Instrucciones de trabajo>
1 > Responde a partir del fragmento sobre las ballenas azules pigmeas:
(a) ¿En qué año se descubrió la manada?
(b) ¿Cuánto llegaron a pesar algunos ejemplares?
(c) ¿En qué ciudad y país se encuentra la sala de control de la red de sensores?
2 > Transcribe sin ningún cambio la parte del fragmento sobre las ballenas azules pigmeas que se abre con las palabras que contienen "Durante generaciones, estas" y se cierra con "el océano Índico.".

Fragmento presentado>
Durante generaciones, estas criaturas nadaron por el océano sin cruzarse con ningún ser humano. Algunos ejemplares llegaron a medir 24 metros de largo y a pesar 90 toneladas. Hasta hace poco, ni siquiera sabíamos que existían: una manada de ballenas azules pigmeas en el océano Índico.

Su descubrimiento en 2021 fue aún más sorprendente por la forma en la que fueron halladas. No habríamos dado con ellas a no ser por las armas nucleares.

¿Qué tienen que ver las bombas atómicas con una manada de ballenas? La respuesta está en una red mundial de sensores, situados en algunos de los lugares más remotos del planeta.

Desde la década de 1990, sus operadores en una sala de control en Viena, Austria, han estado escuchando pruebas nucleares no autorizadas. Pero con el paso de los años, su red también ha captado muchos otros sonidos y estruendos en el océano, la tierra y la atmósfera, lo que está resultando ser una sorprendente ayuda para la ciencia.

La historia del hallazgo de las ballenas azules se remonta a la década de 1940, cuando el hombre descubrió que podía liberar el terrible poder del átomo. Tras la prueba estadounidense Trinity y el bombardeo de Japón, siguieron décadas de inestabilidad y miedo, mientras las naciones se apresuraban a construir sus propios arsenales y probar armas cada vez más potentes.

Datos proporcionados>
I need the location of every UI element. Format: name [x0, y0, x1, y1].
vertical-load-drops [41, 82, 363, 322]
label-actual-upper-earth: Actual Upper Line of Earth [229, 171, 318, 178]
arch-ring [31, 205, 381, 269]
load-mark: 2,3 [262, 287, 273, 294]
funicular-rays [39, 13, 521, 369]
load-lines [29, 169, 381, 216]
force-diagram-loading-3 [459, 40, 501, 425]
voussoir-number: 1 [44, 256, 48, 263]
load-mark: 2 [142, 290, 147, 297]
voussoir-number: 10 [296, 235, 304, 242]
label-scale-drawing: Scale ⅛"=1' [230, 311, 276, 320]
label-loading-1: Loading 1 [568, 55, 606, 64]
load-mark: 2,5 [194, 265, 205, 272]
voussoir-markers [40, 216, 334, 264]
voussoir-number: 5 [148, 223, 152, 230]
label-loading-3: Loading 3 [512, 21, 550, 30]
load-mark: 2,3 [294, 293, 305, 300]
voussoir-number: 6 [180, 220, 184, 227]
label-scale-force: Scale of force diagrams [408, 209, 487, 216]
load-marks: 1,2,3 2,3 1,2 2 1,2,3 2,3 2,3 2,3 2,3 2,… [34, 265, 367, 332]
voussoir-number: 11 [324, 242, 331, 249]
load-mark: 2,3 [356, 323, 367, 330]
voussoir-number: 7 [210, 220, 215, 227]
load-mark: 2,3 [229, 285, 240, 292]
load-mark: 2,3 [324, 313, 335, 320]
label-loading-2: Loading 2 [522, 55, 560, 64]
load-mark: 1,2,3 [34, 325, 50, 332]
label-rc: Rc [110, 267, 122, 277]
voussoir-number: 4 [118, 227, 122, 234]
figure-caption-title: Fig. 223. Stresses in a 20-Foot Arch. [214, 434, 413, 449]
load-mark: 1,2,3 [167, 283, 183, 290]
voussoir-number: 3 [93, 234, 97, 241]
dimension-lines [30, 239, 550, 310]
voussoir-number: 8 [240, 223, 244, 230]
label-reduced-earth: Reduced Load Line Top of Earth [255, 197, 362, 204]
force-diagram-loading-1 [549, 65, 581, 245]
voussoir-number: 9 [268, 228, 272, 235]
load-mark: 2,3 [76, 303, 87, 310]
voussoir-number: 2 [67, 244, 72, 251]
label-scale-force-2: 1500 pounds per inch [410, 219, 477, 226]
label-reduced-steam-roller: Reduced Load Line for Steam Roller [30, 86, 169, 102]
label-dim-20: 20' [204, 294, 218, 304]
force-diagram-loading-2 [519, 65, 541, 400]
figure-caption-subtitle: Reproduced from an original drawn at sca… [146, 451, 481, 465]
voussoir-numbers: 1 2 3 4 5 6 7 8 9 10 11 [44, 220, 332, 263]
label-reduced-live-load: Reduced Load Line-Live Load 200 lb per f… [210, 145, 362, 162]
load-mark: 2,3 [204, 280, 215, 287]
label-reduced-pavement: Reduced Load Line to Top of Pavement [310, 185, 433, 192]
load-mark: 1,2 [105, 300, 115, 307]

Lista de respuestas>
1 >
(a) En 2021.
(b) 90 toneladas.
(c) En Viena, Austria.

2 >
Durante generaciones, estas criaturas nadaron por el océano sin cruzarse con ningún ser humano. Algunos ejemplares llegaron a medir 24 metros de largo y a pesar 90 toneladas. Hasta hace poco, ni siquiera sabíamos que existían: una manada de ballenas azules pigmeas en el océano Índico.